> _THE PROBLEM_
The output should be all lines of the entries below in which the word "auch" occurs.
[DATA RECORDS Boundary: Start]
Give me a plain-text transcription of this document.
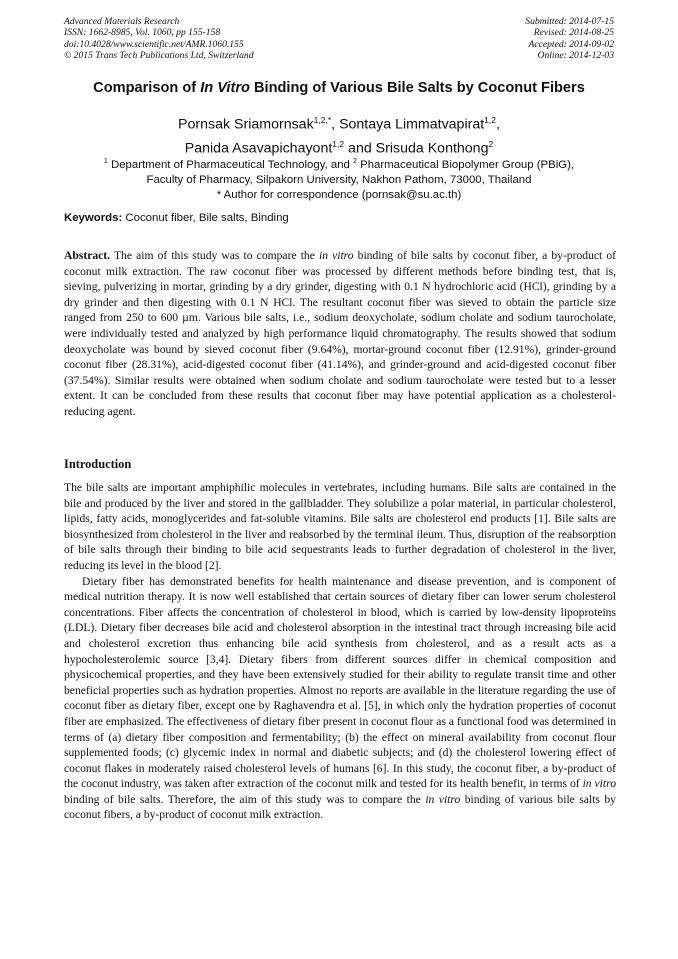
Advanced Materials Research
ISSN: 1662-8985, Vol. 1060, pp 155-158
doi:10.4028/www.scientific.net/AMR.1060.155
© 2015 Trans Tech Publications Ltd, Switzerland
Submitted: 2014-07-15
Revised: 2014-08-25
Accepted: 2014-09-02
Online: 2014-12-03
Comparison of In Vitro Binding of Various Bile Salts by Coconut Fibers
Pornsak Sriamornsak$^{1,2,*}$, Sontaya Limmatvapirat$^{1,2}$,
Panida Asavapichayont$^{1,2}$ and Srisuda Konthong$^2$
$^1$ Department of Pharmaceutical Technology, and $^2$ Pharmaceutical Biopolymer Group (PBiG),
Faculty of Pharmacy, Silpakorn University, Nakhon Pathom, 73000, Thailand
* Author for correspondence (pornsak@su.ac.th)
Keywords: Coconut fiber, Bile salts, Binding
Abstract. The aim of this study was to compare the in vitro binding of bile salts by coconut fiber, a by-product of coconut milk extraction. The raw coconut fiber was processed by different methods before binding test, that is, sieving, pulverizing in mortar, grinding by a dry grinder, digesting with 0.1 N hydrochloric acid (HCl), grinding by a dry grinder and then digesting with 0.1 N HCl. The resultant coconut fiber was sieved to obtain the particle size ranged from 250 to 600 µm. Various bile salts, i.e., sodium deoxycholate, sodium cholate and sodium taurocholate, were individually tested and analyzed by high performance liquid chromatography. The results showed that sodium deoxycholate was bound by sieved coconut fiber (9.64%), mortar-ground coconut fiber (12.91%), grinder-ground coconut fiber (28.31%), acid-digested coconut fiber (41.14%), and grinder-ground and acid-digested coconut fiber (37.54%). Similar results were obtained when sodium cholate and sodium taurocholate were tested but to a lesser extent. It can be concluded from these results that coconut fiber may have potential application as a cholesterol-reducing agent.
Introduction

The bile salts are important amphiphilic molecules in vertebrates, including humans. Bile salts are contained in the bile and produced by the liver and stored in the gallbladder. They solubilize a polar material, in particular cholesterol, lipids, fatty acids, monoglycerides and fat-soluble vitamins. Bile salts are cholesterol end products [1]. Bile salts are biosynthesized from cholesterol in the liver and reabsorbed by the terminal ileum. Thus, disruption of the reabsorption of bile salts through their binding to bile acid sequestrants leads to further degradation of cholesterol in the liver, reducing its level in the blood [2].

Dietary fiber has demonstrated benefits for health maintenance and disease prevention, and is component of medical nutrition therapy. It is now well established that certain sources of dietary fiber can lower serum cholesterol concentrations. Fiber affects the concentration of cholesterol in blood, which is carried by low-density lipoproteins (LDL). Dietary fiber decreases bile acid and cholesterol absorption in the intestinal tract through increasing bile acid and cholesterol excretion thus enhancing bile acid synthesis from cholesterol, and as a result acts as a hypocholesterolemic source [3,4]. Dietary fibers from different sources differ in chemical composition and physicochemical properties, and they have been extensively studied for their ability to regulate transit time and other beneficial properties such as hydration properties. Almost no reports are available in the literature regarding the use of coconut fiber as dietary fiber, except one by Raghavendra et al. [5], in which only the hydration properties of coconut fiber are emphasized. The effectiveness of dietary fiber present in coconut flour as a functional food was determined in terms of (a) dietary fiber composition and fermentability; (b) the effect on mineral availability from coconut flour supplemented foods; (c) glycemic index in normal and diabetic subjects; and (d) the cholesterol lowering effect of coconut flakes in moderately raised cholesterol levels of humans [6]. In this study, the coconut fiber, a by-product of the coconut industry, was taken after extraction of the coconut milk and tested for its health benefit, in terms of in vitro binding of bile salts. Therefore, the aim of this study was to compare the in vitro binding of various bile salts by coconut fibers, a by-product of coconut milk extraction.
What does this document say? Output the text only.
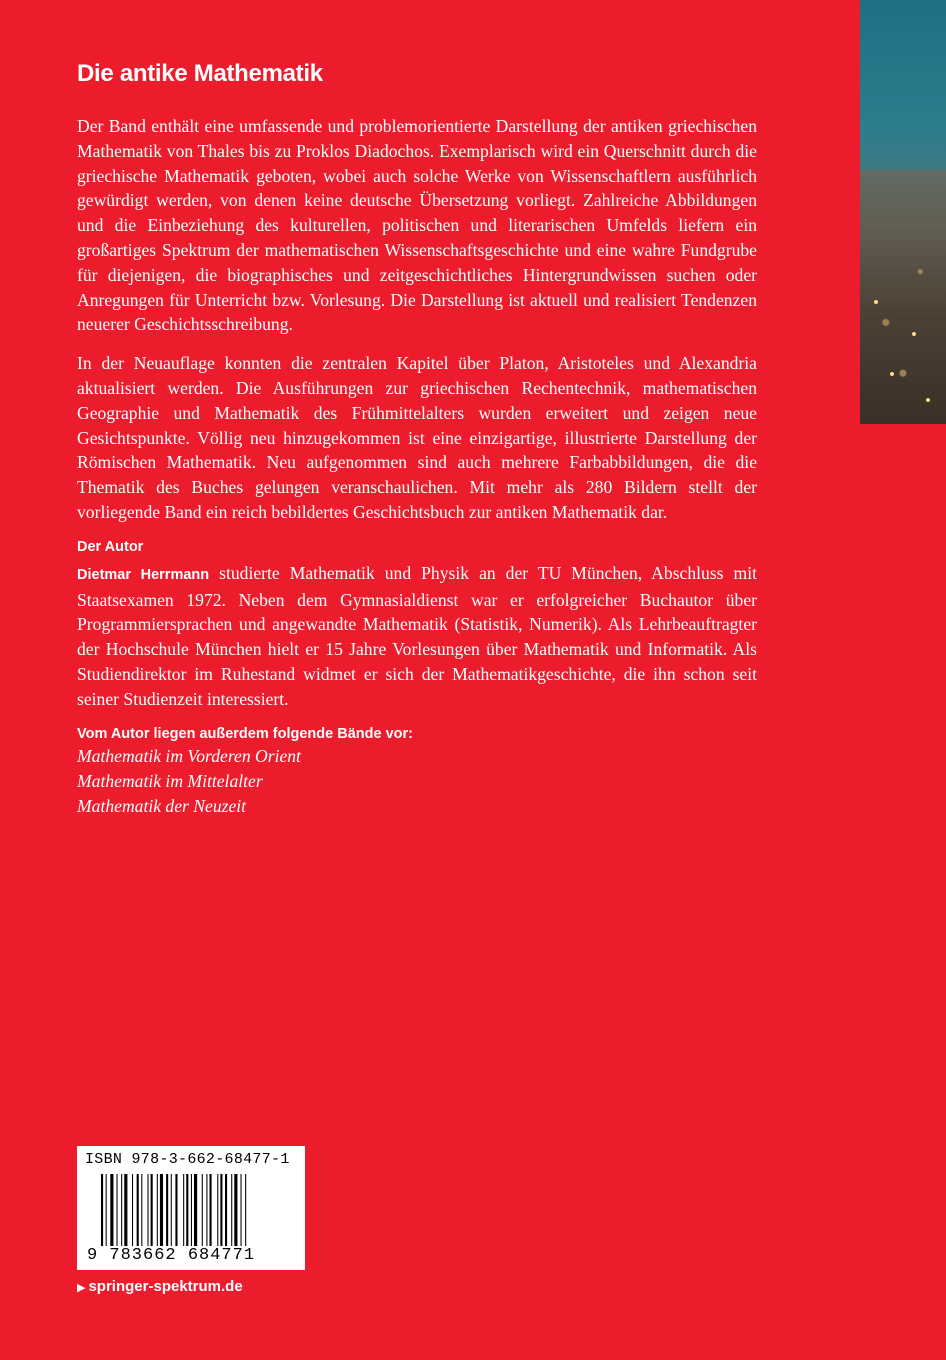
Die antike Mathematik

Der Band enthält eine umfassende und problemorientierte Darstellung der antiken griechischen Mathematik von Thales bis zu Proklos Diadochos. Exemplarisch wird ein Querschnitt durch die griechische Mathematik geboten, wobei auch solche Werke von Wissenschaftlern ausführlich gewürdigt werden, von denen keine deutsche Übersetzung vorliegt. Zahlreiche Abbildungen und die Einbeziehung des kulturellen, politischen und literarischen Umfelds liefern ein großartiges Spektrum der mathematischen Wissenschaftsgeschichte und eine wahre Fundgrube für diejenigen, die biographisches und zeitgeschichtliches Hintergrundwissen suchen oder Anregungen für Unterricht bzw. Vorlesung. Die Darstellung ist aktuell und realisiert Tendenzen neuerer Geschichtsschreibung.

In der Neuauflage konnten die zentralen Kapitel über Platon, Aristoteles und Alexandria aktualisiert werden. Die Ausführungen zur griechischen Rechentechnik, mathematischen Geographie und Mathematik des Frühmittelalters wurden erweitert und zeigen neue Gesichtspunkte. Völlig neu hinzugekommen ist eine einzigartige, illustrierte Darstellung der Römischen Mathematik. Neu aufgenommen sind auch mehrere Farbabbildungen, die die Thematik des Buches gelungen veranschaulichen. Mit mehr als 280 Bildern stellt der vorliegende Band ein reich bebildertes Geschichtsbuch zur antiken Mathematik dar.

Der Autor

Dietmar Herrmann studierte Mathematik und Physik an der TU München, Abschluss mit Staatsexamen 1972. Neben dem Gymnasialdienst war er erfolgreicher Buchautor über Programmiersprachen und angewandte Mathematik (Statistik, Numerik). Als Lehrbeauftragter der Hochschule München hielt er 15 Jahre Vorlesungen über Mathematik und Informatik. Als Studiendirektor im Ruhestand widmet er sich der Mathematikgeschichte, die ihn schon seit seiner Studienzeit interessiert.

Vom Autor liegen außerdem folgende Bände vor:
Mathematik im Vorderen Orient
Mathematik im Mittelalter
Mathematik der Neuzeit
ISBN 978-3-662-68477-1
9 783662 684771
▶ springer-spektrum.de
[DATA RECORDS Boundary: End]
> _RESULT OF THIS EXERCISE_
Der Band enthält eine umfassende und problemorientierte Darstellung der antiken griechischen Mathematik von Thales bis zu Proklos Diadochos. Exemplarisch wird ein Querschnitt durch die griechische Mathematik geboten, wobei auch solche Werke von Wissenschaftlern ausführlich gewürdigt werden, von denen keine deutsche Übersetzung vorliegt. Zahlreiche Abbildungen und die Einbeziehung des kulturellen, politischen und literarischen Umfelds liefern ein großartiges Spektrum der mathematischen Wissenschaftsgeschichte und eine wahre Fundgrube für diejenigen, die biographisches und zeitgeschichtliches Hintergrundwissen suchen oder Anregungen für Unterricht bzw. Vorlesung. Die Darstellung ist aktuell und realisiert Tendenzen neuerer Geschichtsschreibung.
In der Neuauflage konnten die zentralen Kapitel über Platon, Aristoteles und Alexandria aktualisiert werden. Die Ausführungen zur griechischen Rechentechnik, mathematischen Geographie und Mathematik des Frühmittelalters wurden erweitert und zeigen neue Gesichtspunkte. Völlig neu hinzugekommen ist eine einzigartige, illustrierte Darstellung der Römischen Mathematik. Neu aufgenommen sind auch mehrere Farbabbildungen, die die Thematik des Buches gelungen veranschaulichen. Mit mehr als 280 Bildern stellt der vorliegende Band ein reich bebildertes Geschichtsbuch zur antiken Mathematik dar.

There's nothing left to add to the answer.